#### [Exercise prompt]
Reproduce all of the data that follows, character for character.

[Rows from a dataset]
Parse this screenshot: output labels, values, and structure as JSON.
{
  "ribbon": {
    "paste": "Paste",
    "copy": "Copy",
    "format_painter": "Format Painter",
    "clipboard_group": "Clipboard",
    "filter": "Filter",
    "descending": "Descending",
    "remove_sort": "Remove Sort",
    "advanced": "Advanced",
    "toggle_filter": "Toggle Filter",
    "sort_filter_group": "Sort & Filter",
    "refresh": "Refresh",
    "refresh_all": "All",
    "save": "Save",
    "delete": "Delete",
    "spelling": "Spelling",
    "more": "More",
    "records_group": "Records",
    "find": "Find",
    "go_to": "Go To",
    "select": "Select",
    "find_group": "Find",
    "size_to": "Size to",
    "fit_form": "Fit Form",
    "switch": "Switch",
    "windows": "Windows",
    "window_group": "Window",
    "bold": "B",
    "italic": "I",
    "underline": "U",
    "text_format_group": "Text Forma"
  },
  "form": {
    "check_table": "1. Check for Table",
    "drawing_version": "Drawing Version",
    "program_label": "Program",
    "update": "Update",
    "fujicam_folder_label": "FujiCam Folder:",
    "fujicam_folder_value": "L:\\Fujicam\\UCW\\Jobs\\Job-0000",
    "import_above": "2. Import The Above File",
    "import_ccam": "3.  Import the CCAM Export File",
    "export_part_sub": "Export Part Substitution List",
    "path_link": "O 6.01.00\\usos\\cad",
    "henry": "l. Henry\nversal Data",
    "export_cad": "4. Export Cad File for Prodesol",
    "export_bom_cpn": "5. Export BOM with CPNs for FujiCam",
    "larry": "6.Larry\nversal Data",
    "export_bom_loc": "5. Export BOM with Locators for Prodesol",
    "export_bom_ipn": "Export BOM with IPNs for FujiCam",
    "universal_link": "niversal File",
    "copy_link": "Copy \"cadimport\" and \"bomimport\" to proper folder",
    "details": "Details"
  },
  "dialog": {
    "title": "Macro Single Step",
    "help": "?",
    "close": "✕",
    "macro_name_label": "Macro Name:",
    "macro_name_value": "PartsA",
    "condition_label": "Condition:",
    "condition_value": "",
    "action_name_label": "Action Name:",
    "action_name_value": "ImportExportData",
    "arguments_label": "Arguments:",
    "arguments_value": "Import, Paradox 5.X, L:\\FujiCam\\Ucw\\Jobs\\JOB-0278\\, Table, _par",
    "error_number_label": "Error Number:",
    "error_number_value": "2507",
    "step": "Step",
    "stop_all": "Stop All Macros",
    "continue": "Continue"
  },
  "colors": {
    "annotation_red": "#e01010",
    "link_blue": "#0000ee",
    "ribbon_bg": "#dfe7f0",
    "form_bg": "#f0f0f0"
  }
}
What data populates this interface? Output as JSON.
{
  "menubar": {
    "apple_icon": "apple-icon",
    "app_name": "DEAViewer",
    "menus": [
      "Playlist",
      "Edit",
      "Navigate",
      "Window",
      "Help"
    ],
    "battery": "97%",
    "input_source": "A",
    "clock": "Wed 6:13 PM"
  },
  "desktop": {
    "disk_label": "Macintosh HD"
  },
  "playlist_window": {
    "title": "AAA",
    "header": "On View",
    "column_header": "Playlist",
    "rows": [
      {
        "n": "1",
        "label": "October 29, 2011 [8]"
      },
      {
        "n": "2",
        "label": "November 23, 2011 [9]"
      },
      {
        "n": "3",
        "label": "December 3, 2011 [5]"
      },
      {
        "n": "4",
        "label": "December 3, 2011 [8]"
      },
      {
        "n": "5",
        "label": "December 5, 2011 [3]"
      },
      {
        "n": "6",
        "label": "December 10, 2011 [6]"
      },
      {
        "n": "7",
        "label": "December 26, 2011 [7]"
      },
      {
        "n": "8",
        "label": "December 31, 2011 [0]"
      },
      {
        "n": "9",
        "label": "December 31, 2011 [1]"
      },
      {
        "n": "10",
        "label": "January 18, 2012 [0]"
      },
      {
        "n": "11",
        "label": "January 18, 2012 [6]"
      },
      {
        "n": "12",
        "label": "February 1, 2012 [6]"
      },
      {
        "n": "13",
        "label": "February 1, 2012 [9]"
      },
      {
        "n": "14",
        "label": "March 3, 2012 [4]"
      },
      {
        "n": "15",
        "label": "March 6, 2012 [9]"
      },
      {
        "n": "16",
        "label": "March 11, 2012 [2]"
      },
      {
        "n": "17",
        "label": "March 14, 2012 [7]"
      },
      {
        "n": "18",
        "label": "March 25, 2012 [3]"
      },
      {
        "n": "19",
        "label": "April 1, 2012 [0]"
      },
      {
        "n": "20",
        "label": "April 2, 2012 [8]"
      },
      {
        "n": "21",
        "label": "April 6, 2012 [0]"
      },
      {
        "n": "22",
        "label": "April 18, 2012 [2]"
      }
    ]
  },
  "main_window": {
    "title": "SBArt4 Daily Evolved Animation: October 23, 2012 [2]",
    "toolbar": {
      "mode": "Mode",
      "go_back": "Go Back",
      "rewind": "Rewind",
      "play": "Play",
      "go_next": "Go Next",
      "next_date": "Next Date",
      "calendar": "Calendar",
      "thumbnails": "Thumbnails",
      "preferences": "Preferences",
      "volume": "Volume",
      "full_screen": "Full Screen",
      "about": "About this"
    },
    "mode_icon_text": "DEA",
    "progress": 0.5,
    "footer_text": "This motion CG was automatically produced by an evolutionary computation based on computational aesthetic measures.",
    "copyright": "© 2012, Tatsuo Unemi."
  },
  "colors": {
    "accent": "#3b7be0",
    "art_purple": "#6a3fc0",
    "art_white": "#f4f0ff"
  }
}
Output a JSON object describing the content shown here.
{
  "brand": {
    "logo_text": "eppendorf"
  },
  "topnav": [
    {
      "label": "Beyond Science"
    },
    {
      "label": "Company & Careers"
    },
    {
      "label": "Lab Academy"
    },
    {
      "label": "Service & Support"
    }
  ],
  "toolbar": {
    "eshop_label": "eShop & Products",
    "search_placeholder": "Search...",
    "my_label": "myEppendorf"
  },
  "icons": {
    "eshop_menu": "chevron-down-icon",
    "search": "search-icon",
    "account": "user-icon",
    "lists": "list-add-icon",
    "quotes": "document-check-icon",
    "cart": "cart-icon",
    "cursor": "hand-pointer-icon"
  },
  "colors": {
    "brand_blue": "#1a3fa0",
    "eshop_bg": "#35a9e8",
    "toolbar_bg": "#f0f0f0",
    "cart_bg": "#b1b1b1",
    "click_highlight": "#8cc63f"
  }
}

#### [Finished exercise]
Parse this screenshot: output labels, values, and structure as JSON.
{
  "ribbon": {
    "paste": "Paste",
    "copy": "Copy",
    "format_painter": "Format Painter",
    "clipboard_group": "Clipboard",
    "filter": "Filter",
    "descending": "Descending",
    "remove_sort": "Remove Sort",
    "advanced": "Advanced",
    "toggle_filter": "Toggle Filter",
    "sort_filter_group": "Sort & Filter",
    "refresh": "Refresh",
    "refresh_all": "All",
    "save": "Save",
    "delete": "Delete",
    "spelling": "Spelling",
    "more": "More",
    "records_group": "Records",
    "find": "Find",
    "go_to": "Go To",
    "select": "Select",
    "find_group": "Find",
    "size_to": "Size to",
    "fit_form": "Fit Form",
    "switch": "Switch",
    "windows": "Windows",
    "window_group": "Window",
    "bold": "B",
    "italic": "I",
    "underline": "U",
    "text_format_group": "Text Forma"
  },
  "form": {
    "check_table": "1. Check for Table",
    "drawing_version": "Drawing Version",
    "program_label": "Program",
    "update": "Update",
    "fujicam_folder_label": "FujiCam Folder:",
    "fujicam_folder_value": "L:\\Fujicam\\UCW\\Jobs\\Job-0000",
    "import_above": "2. Import The Above File",
    "import_ccam": "3.  Import the CCAM Export File",
    "export_part_sub": "Export Part Substitution List",
    "path_link": "O 6.01.00\\usos\\cad",
    "henry": "l. Henry\nversal Data",
    "export_cad": "4. Export Cad File for Prodesol",
    "export_bom_cpn": "5. Export BOM with CPNs for FujiCam",
    "larry": "6.Larry\nversal Data",
    "export_bom_loc": "5. Export BOM with Locators for Prodesol",
    "export_bom_ipn": "Export BOM with IPNs for FujiCam",
    "universal_link": "niversal File",
    "copy_link": "Copy \"cadimport\" and \"bomimport\" to proper folder",
    "details": "Details"
  },
  "dialog": {
    "title": "Macro Single Step",
    "help": "?",
    "close": "✕",
    "macro_name_label": "Macro Name:",
    "macro_name_value": "PartsA",
    "condition_label": "Condition:",
    "condition_value": "",
    "action_name_label": "Action Name:",
    "action_name_value": "ImportExportData",
    "arguments_label": "Arguments:",
    "arguments_value": "Import, Paradox 5.X, L:\\FujiCam\\Ucw\\Jobs\\JOB-0278\\, Table, _par",
    "error_number_label": "Error Number:",
    "error_number_value": "2507",
    "step": "Step",
    "stop_all": "Stop All Macros",
    "continue": "Continue"
  },
  "colors": {
    "annotation_red": "#e01010",
    "link_blue": "#0000ee",
    "ribbon_bg": "#dfe7f0",
    "form_bg": "#f0f0f0"
  }
}
What data populates this interface? Output as JSON.
{
  "menubar": {
    "apple_icon": "apple-icon",
    "app_name": "DEAViewer",
    "menus": [
      "Playlist",
      "Edit",
      "Navigate",
      "Window",
      "Help"
    ],
    "battery": "97%",
    "input_source": "A",
    "clock": "Wed 6:13 PM"
  },
  "desktop": {
    "disk_label": "Macintosh HD"
  },
  "playlist_window": {
    "title": "AAA",
    "header": "On View",
    "column_header": "Playlist",
    "rows": [
      {
        "n": "1",
        "label": "October 29, 2011 [8]"
      },
      {
        "n": "2",
        "label": "November 23, 2011 [9]"
      },
      {
        "n": "3",
        "label": "December 3, 2011 [5]"
      },
      {
        "n": "4",
        "label": "December 3, 2011 [8]"
      },
      {
        "n": "5",
        "label": "December 5, 2011 [3]"
      },
      {
        "n": "6",
        "label": "December 10, 2011 [6]"
      },
      {
        "n": "7",
        "label": "December 26, 2011 [7]"
      },
      {
        "n": "8",
        "label": "December 31, 2011 [0]"
      },
      {
        "n": "9",
        "label": "December 31, 2011 [1]"
      },
      {
        "n": "10",
        "label": "January 18, 2012 [0]"
      },
      {
        "n": "11",
        "label": "January 18, 2012 [6]"
      },
      {
        "n": "12",
        "label": "February 1, 2012 [6]"
      },
      {
        "n": "13",
        "label": "February 1, 2012 [9]"
      },
      {
        "n": "14",
        "label": "March 3, 2012 [4]"
      },
      {
        "n": "15",
        "label": "March 6, 2012 [9]"
      },
      {
        "n": "16",
        "label": "March 11, 2012 [2]"
      },
      {
        "n": "17",
        "label": "March 14, 2012 [7]"
      },
      {
        "n": "18",
        "label": "March 25, 2012 [3]"
      },
      {
        "n": "19",
        "label": "April 1, 2012 [0]"
      },
      {
        "n": "20",
        "label": "April 2, 2012 [8]"
      },
      {
        "n": "21",
        "label": "April 6, 2012 [0]"
      },
      {
        "n": "22",
        "label": "April 18, 2012 [2]"
      }
    ]
  },
  "main_window": {
    "title": "SBArt4 Daily Evolved Animation: October 23, 2012 [2]",
    "toolbar": {
      "mode": "Mode",
      "go_back": "Go Back",
      "rewind": "Rewind",
      "play": "Play",
      "go_next": "Go Next",
      "next_date": "Next Date",
      "calendar": "Calendar",
      "thumbnails": "Thumbnails",
      "preferences": "Preferences",
      "volume": "Volume",
      "full_screen": "Full Screen",
      "about": "About this"
    },
    "mode_icon_text": "DEA",
    "progress": 0.5,
    "footer_text": "This motion CG was automatically produced by an evolutionary computation based on computational aesthetic measures.",
    "copyright": "© 2012, Tatsuo Unemi."
  },
  "colors": {
    "accent": "#3b7be0",
    "art_purple": "#6a3fc0",
    "art_white": "#f4f0ff"
  }
}
Output a JSON object describing the content shown here.
{
  "brand": {
    "logo_text": "eppendorf"
  },
  "topnav": [
    {
      "label": "Beyond Science"
    },
    {
      "label": "Company & Careers"
    },
    {
      "label": "Lab Academy"
    },
    {
      "label": "Service & Support"
    }
  ],
  "toolbar": {
    "eshop_label": "eShop & Products",
    "search_placeholder": "Search...",
    "my_label": "myEppendorf"
  },
  "icons": {
    "eshop_menu": "chevron-down-icon",
    "search": "search-icon",
    "account": "user-icon",
    "lists": "list-add-icon",
    "quotes": "document-check-icon",
    "cart": "cart-icon",
    "cursor": "hand-pointer-icon"
  },
  "colors": {
    "brand_blue": "#1a3fa0",
    "eshop_bg": "#35a9e8",
    "toolbar_bg": "#f0f0f0",
    "cart_bg": "#b1b1b1",
    "click_highlight": "#8cc63f"
  }
}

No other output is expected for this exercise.